▶ [Requirements] Look through the entries below and report how many lines hold the string "this". Only the number is wanted.

▶ [Excerpted records]
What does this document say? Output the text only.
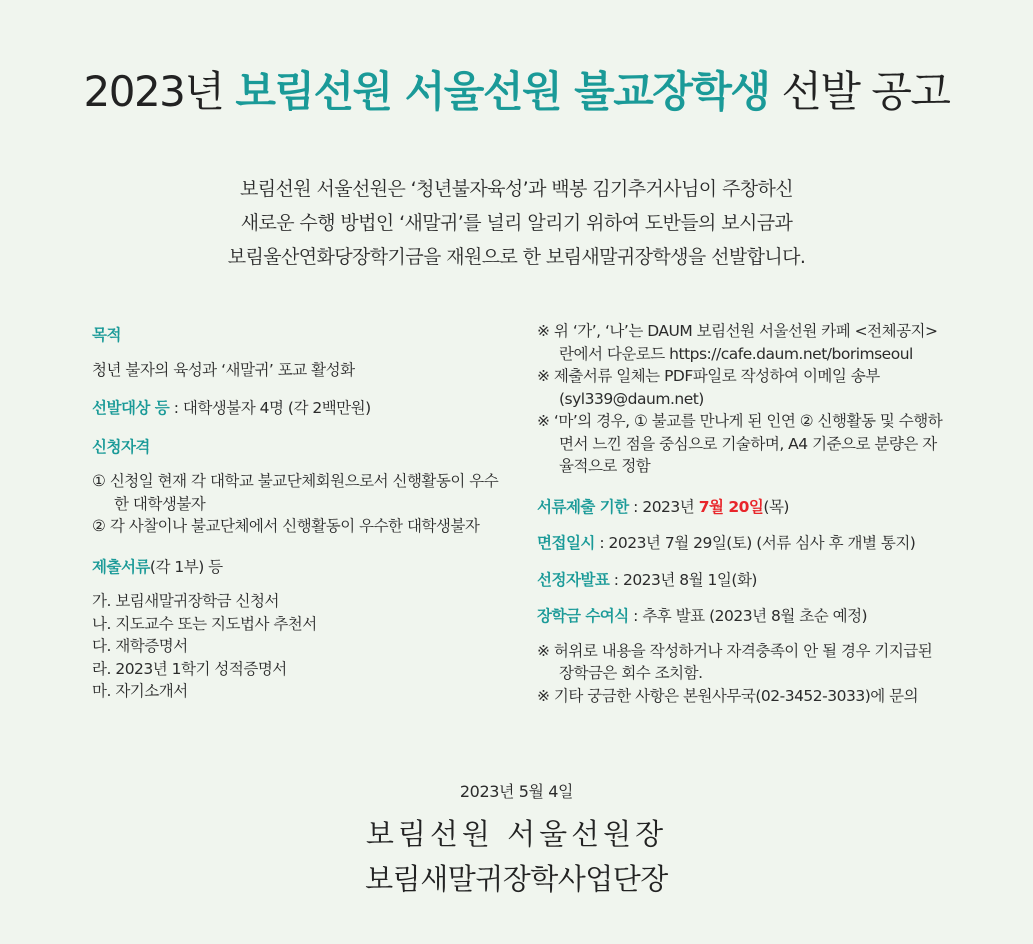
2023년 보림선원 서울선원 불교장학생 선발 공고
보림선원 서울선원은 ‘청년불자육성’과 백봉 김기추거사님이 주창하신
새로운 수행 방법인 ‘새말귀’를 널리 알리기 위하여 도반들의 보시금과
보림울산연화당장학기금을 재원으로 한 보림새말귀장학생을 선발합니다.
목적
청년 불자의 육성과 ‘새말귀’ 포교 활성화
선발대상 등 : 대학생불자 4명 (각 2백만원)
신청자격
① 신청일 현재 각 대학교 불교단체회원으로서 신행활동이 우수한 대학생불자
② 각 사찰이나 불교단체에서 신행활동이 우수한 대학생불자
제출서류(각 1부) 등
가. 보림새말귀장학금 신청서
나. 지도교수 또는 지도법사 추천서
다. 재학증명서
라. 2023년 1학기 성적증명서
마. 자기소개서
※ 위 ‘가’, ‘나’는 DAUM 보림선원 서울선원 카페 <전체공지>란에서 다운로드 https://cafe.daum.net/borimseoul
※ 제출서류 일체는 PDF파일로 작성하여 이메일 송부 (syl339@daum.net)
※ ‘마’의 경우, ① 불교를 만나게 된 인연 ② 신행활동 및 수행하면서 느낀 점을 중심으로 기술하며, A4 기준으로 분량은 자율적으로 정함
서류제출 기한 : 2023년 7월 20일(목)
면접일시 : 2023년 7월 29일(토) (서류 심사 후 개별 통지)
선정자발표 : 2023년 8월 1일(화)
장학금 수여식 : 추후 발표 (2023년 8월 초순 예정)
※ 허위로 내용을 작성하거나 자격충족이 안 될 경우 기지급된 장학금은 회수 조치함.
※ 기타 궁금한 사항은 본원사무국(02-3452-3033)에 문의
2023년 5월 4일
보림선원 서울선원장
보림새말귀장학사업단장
--
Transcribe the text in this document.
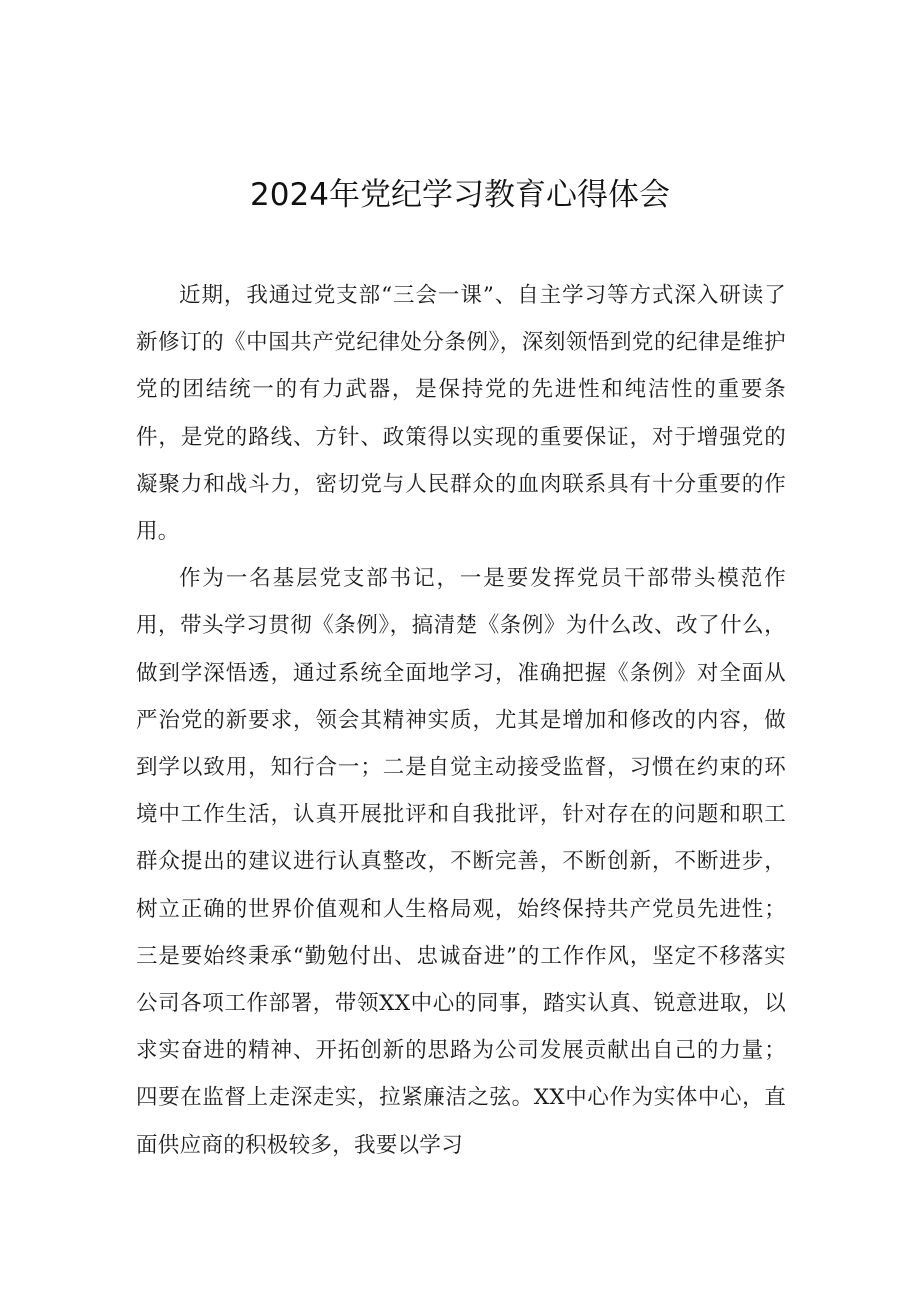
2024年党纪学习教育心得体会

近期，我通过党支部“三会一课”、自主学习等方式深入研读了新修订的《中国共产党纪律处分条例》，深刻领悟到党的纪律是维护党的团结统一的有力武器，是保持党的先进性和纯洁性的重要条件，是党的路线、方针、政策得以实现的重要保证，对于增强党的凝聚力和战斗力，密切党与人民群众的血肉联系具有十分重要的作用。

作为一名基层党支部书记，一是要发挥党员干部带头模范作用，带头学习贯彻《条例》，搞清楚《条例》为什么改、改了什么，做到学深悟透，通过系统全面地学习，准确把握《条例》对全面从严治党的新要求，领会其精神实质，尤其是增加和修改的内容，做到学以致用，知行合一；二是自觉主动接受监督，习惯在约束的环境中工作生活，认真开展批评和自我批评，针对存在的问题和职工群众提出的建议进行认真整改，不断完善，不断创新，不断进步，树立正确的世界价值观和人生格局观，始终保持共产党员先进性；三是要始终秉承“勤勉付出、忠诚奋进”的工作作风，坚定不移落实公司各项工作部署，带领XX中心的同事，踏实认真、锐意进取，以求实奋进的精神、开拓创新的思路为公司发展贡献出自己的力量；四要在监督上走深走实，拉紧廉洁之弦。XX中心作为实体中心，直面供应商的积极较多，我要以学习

▶ [Right answer] 2